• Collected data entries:
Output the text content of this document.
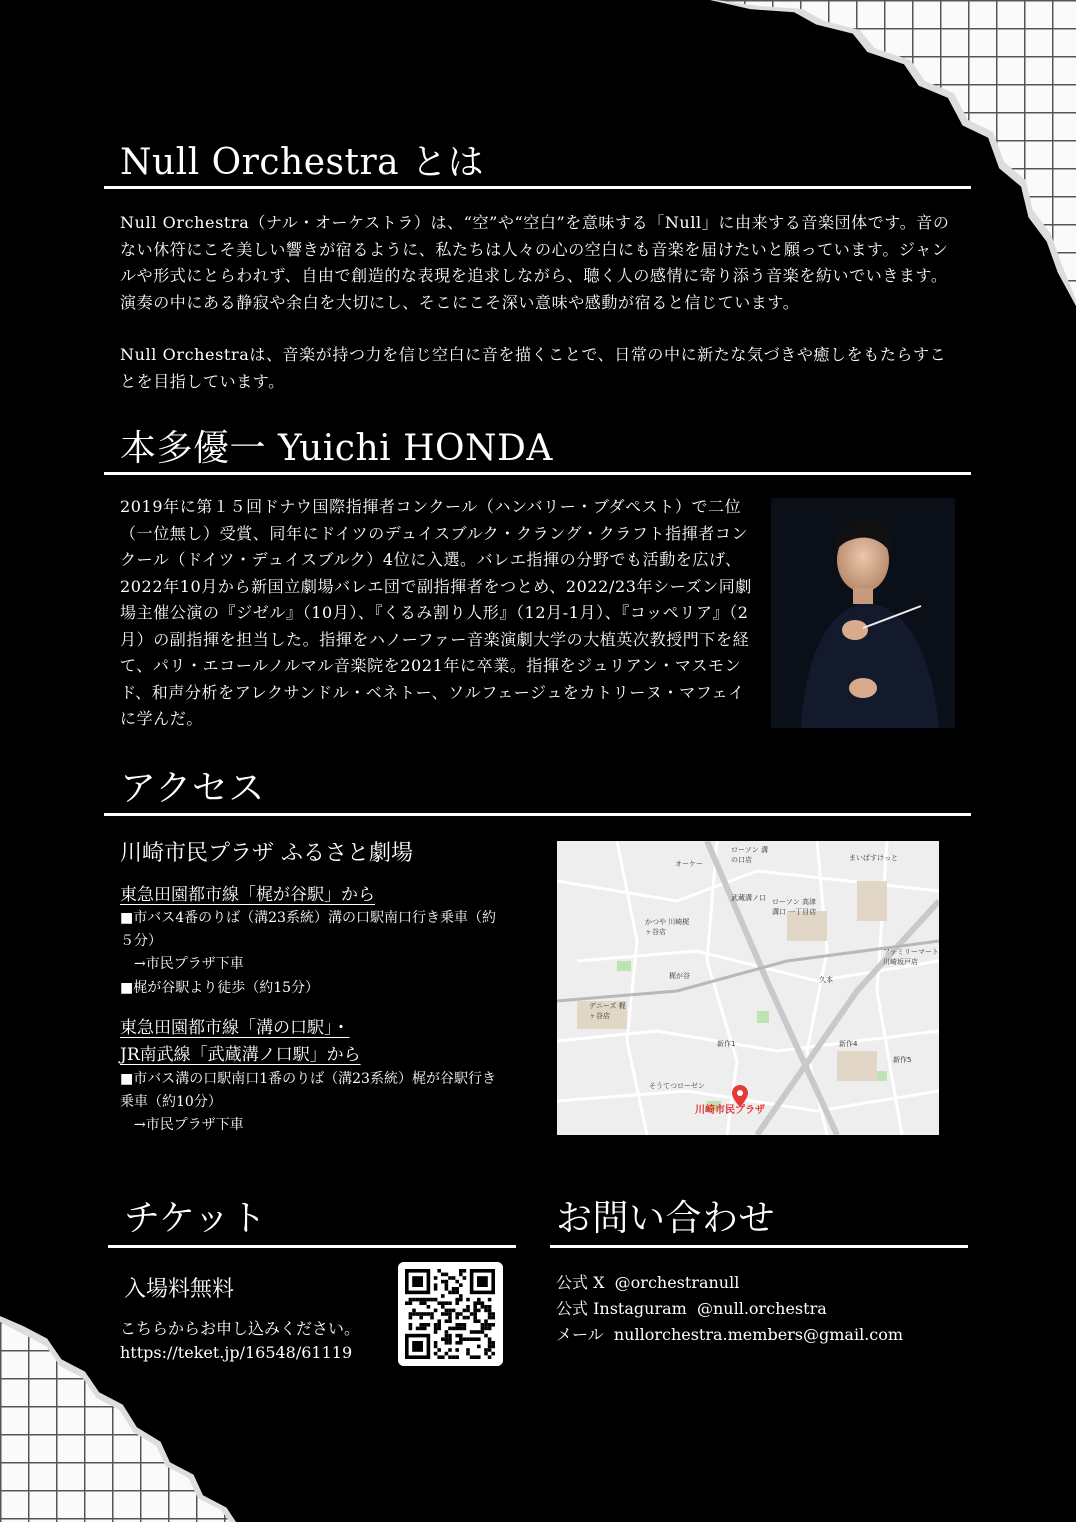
Null Orchestra とは

Null Orchestra（ナル・オーケストラ）は、“空”や“空白”を意味する「Null」に由来する音楽団体です。音のない休符にこそ美しい響きが宿るように、私たちは人々の心の空白にも音楽を届けたいと願っています。ジャンルや形式にとらわれず、自由で創造的な表現を追求しながら、聴く人の感情に寄り添う音楽を紡いでいきます。演奏の中にある静寂や余白を大切にし、そこにこそ深い意味や感動が宿ると信じています。

Null Orchestraは、音楽が持つ力を信じ空白に音を描くことで、日常の中に新たな気づきや癒しをもたらすことを目指しています。

本多優一 Yuichi HONDA

2019年に第１５回ドナウ国際指揮者コンクール（ハンバリー・ブダペスト）で二位（一位無し）受賞、同年にドイツのデュイスブルク・クラング・クラフト指揮者コンクール（ドイツ・デュイスブルク）4位に入選。バレエ指揮の分野でも活動を広げ、2022年10月から新国立劇場バレエ団で副指揮者をつとめ、2022/23年シーズン同劇場主催公演の『ジゼル』（10月）、『くるみ割り人形』（12月-1月）、『コッペリア』（2月）の副指揮を担当した。指揮をハノーファー音楽演劇大学の大植英次教授門下を経て、パリ・エコールノルマル音楽院を2021年に卒業。指揮をジュリアン・マスモンド、和声分析をアレクサンドル・ベネトー、ソルフェージュをカトリーヌ・マフェイに学んだ。

アクセス
川崎市民プラザ ふるさと劇場
東急田園都市線「梶が谷駅」から

■市バス4番のりば（溝23系統）溝の口駅南口行き乗車（約５分）

→市民プラザ下車

■梶が谷駅より徒歩（約15分）

東急田園都市線「溝の口駅」・
JR南武線「武蔵溝ノ口駅」から

■市バス溝の口駅南口1番のりば（溝23系統）梶が谷駅行き乗車（約10分）

→市民プラザ下車

オーケー
ローソン 溝の口店	まいばすけっと
武蔵溝ノ口 ローソン 高津溝口 一丁目店
かつや 川崎梶ヶ谷店
梶が谷
ファミリーマート 川崎坂戸店
久本
デニーズ 梶ヶ谷店
新作1	新作4
新作5
そうてつローゼン
川崎市民プラザ
チケット
入場料無料
こちらからお申し込みください。
https://teket.jp/16548/61119
お問い合わせ

公式 X @orchestranull

公式 Instaguram @null.orchestra

メール nullorchestra.members@gmail.com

• Exercise: How many lines in these records hold the string "ローソン"? Reply with the number alone.

• Exercise result: 2